> Description of the task
Spot each line in the records below where the word "appears" occurs, then copy it.

> Task data
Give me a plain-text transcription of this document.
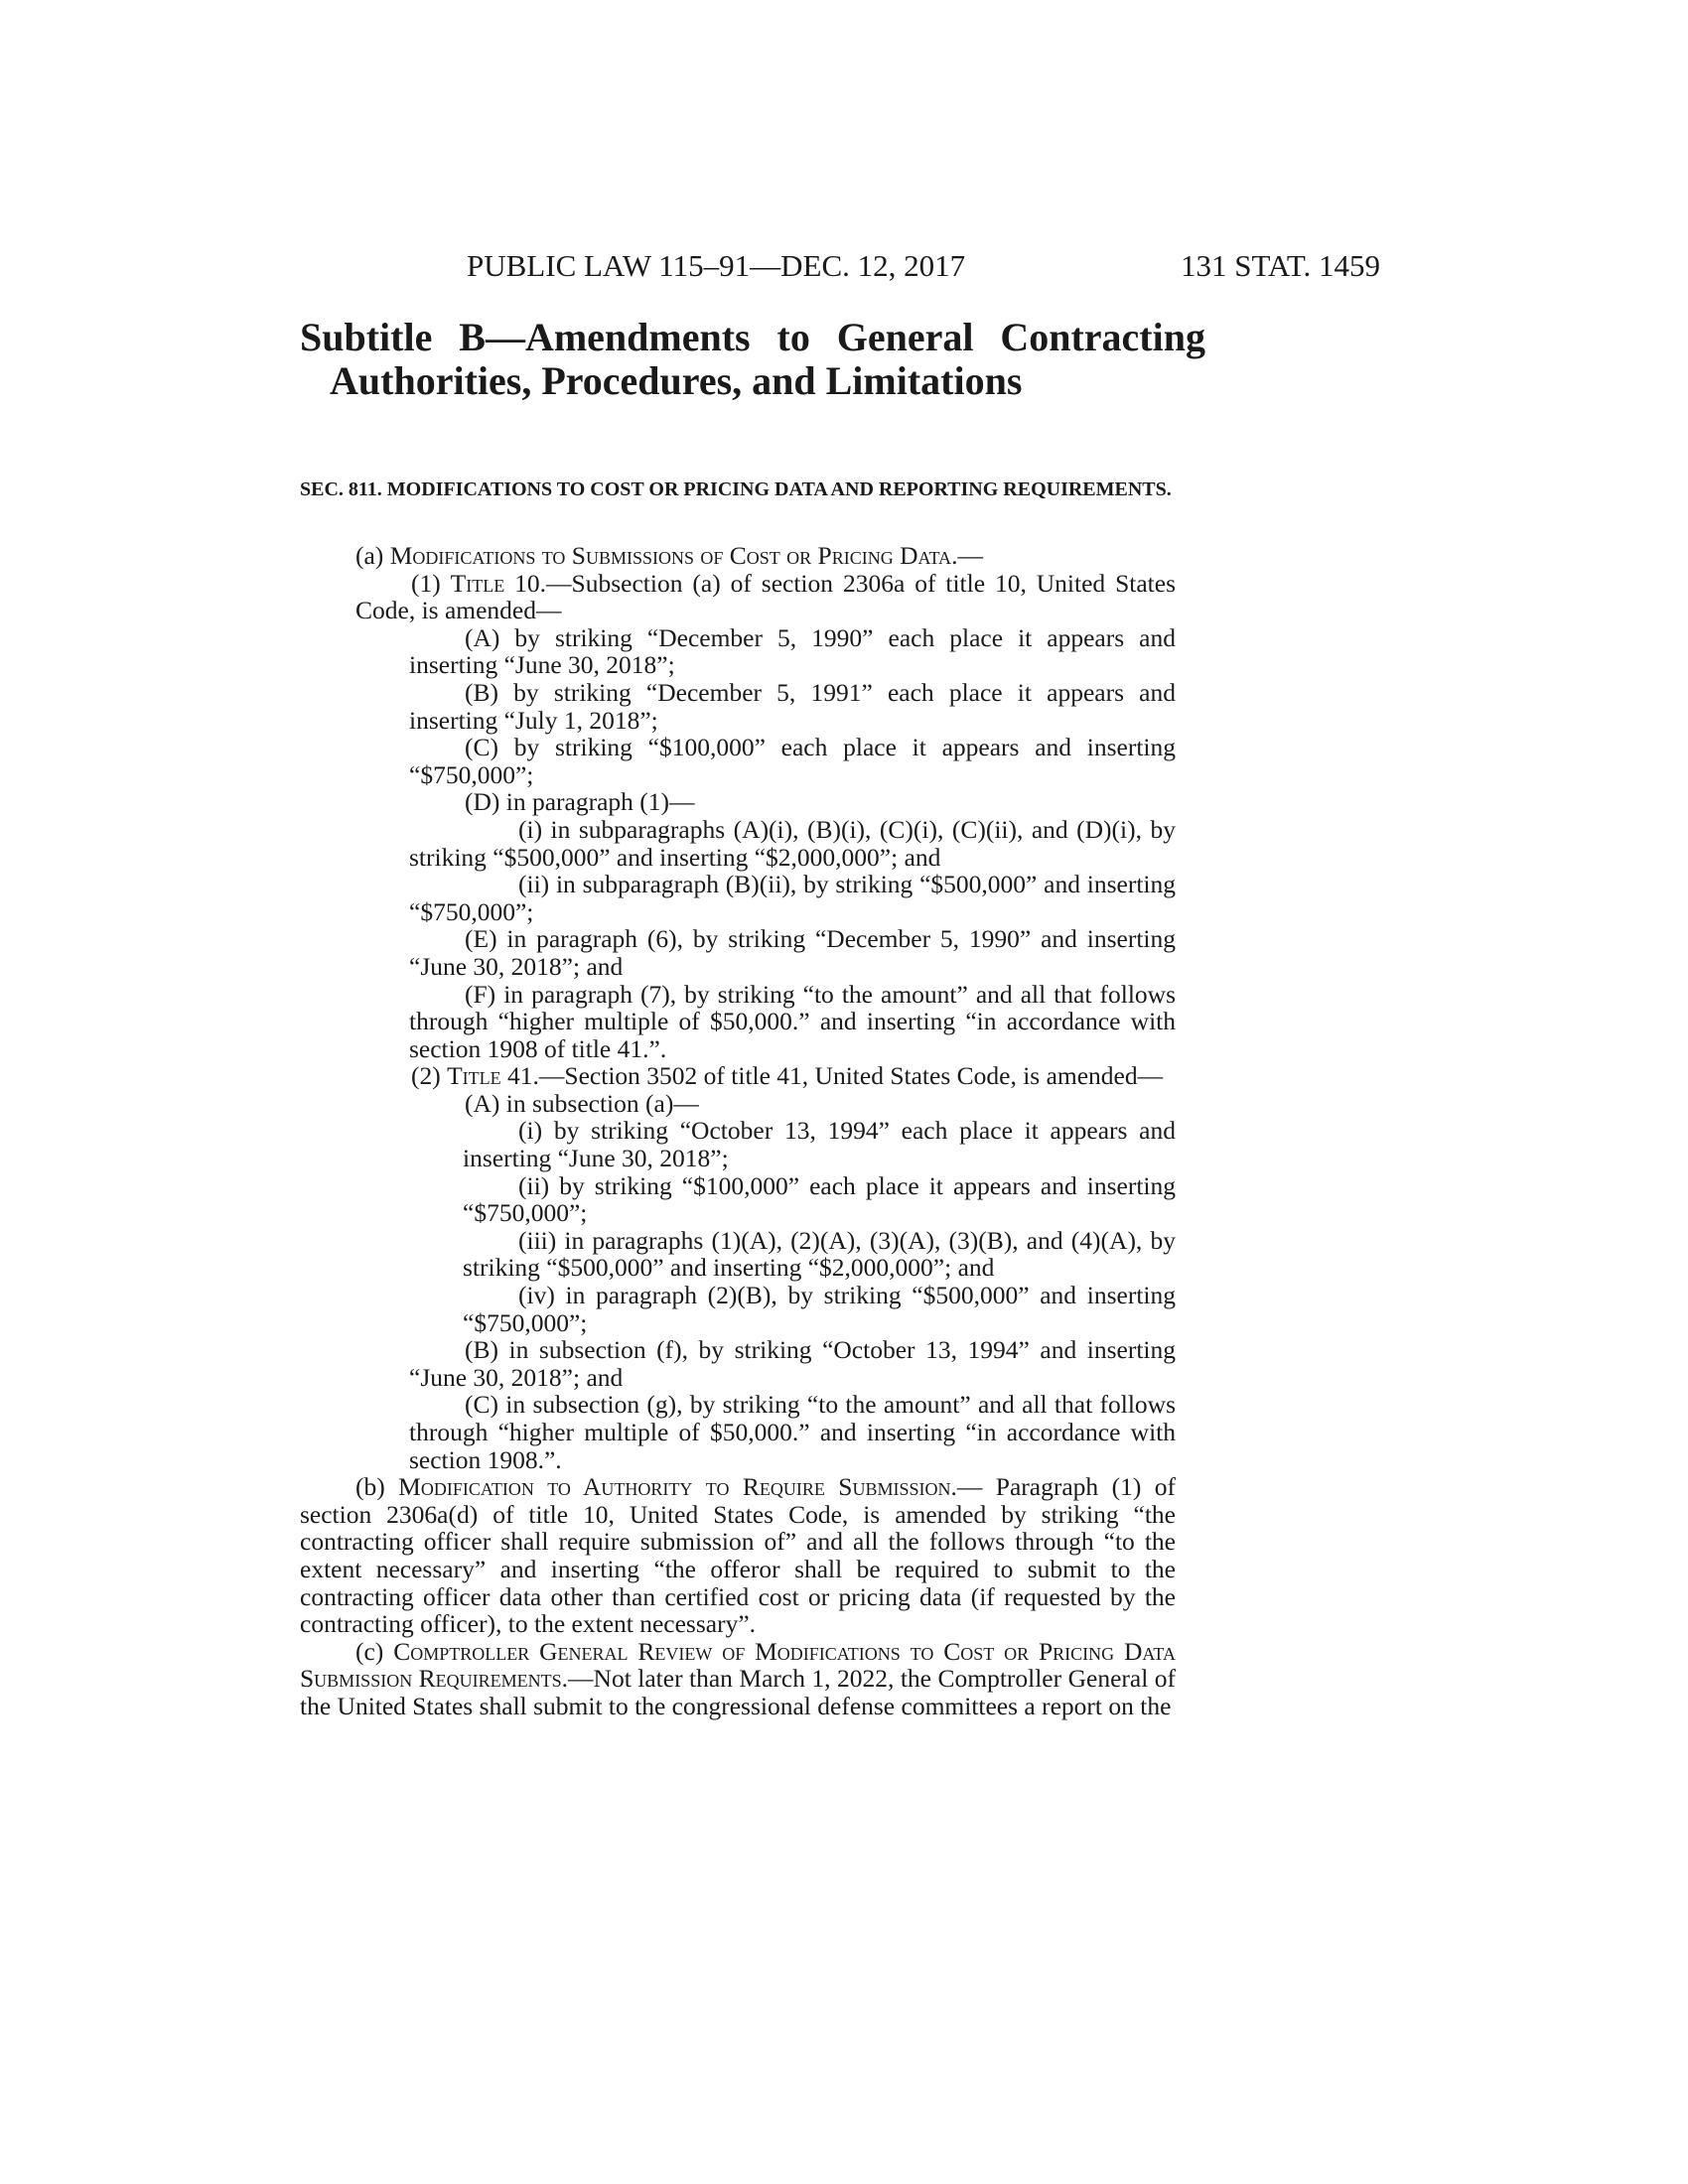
PUBLIC LAW 115–91—DEC. 12, 2017	131 STAT. 1459
Subtitle B—Amendments to General Contracting Authorities, Procedures, and Limitations
SEC. 811. MODIFICATIONS TO COST OR PRICING DATA AND REPORTING REQUIREMENTS.

(a) Modifications to Submissions of Cost or Pricing Data.—

(1) Title 10.—Subsection (a) of section 2306a of title 10, United States Code, is amended—

(A) by striking “December 5, 1990” each place it appears and inserting “June 30, 2018”;

(B) by striking “December 5, 1991” each place it appears and inserting “July 1, 2018”;

(C) by striking “$100,000” each place it appears and inserting “$750,000”;

(D) in paragraph (1)—

(i) in subparagraphs (A)(i), (B)(i), (C)(i), (C)(ii), and (D)(i), by striking “$500,000” and inserting “$2,000,000”; and

(ii) in subparagraph (B)(ii), by striking “$500,000” and inserting “$750,000”;

(E) in paragraph (6), by striking “December 5, 1990” and inserting “June 30, 2018”; and

(F) in paragraph (7), by striking “to the amount” and all that follows through “higher multiple of $50,000.” and inserting “in accordance with section 1908 of title 41.”.

(2) Title 41.—Section 3502 of title 41, United States Code, is amended—

(A) in subsection (a)—

(i) by striking “October 13, 1994” each place it appears and inserting “June 30, 2018”;

(ii) by striking “$100,000” each place it appears and inserting “$750,000”;

(iii) in paragraphs (1)(A), (2)(A), (3)(A), (3)(B), and (4)(A), by striking “$500,000” and inserting “$2,000,000”; and

(iv) in paragraph (2)(B), by striking “$500,000” and inserting “$750,000”;

(B) in subsection (f), by striking “October 13, 1994” and inserting “June 30, 2018”; and

(C) in subsection (g), by striking “to the amount” and all that follows through “higher multiple of $50,000.” and inserting “in accordance with section 1908.”.

(b) Modification to Authority to Require Submission.— Paragraph (1) of section 2306a(d) of title 10, United States Code, is amended by striking “the contracting officer shall require submission of” and all the follows through “to the extent necessary” and inserting “the offeror shall be required to submit to the contracting officer data other than certified cost or pricing data (if requested by the contracting officer), to the extent necessary”.

(c) Comptroller General Review of Modifications to Cost or Pricing Data Submission Requirements.—Not later than March 1, 2022, the Comptroller General of the United States shall submit to the congressional defense committees a report on the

> Written reply
(A) by striking “December 5, 1990” each place it appears and inserting “June 30, 2018”;
(B) by striking “December 5, 1991” each place it appears and inserting “July 1, 2018”;
(C) by striking “$100,000” each place it appears and inserting “$750,000”;
(i) by striking “October 13, 1994” each place it appears and inserting “June 30, 2018”;
(ii) by striking “$100,000” each place it appears and inserting “$750,000”;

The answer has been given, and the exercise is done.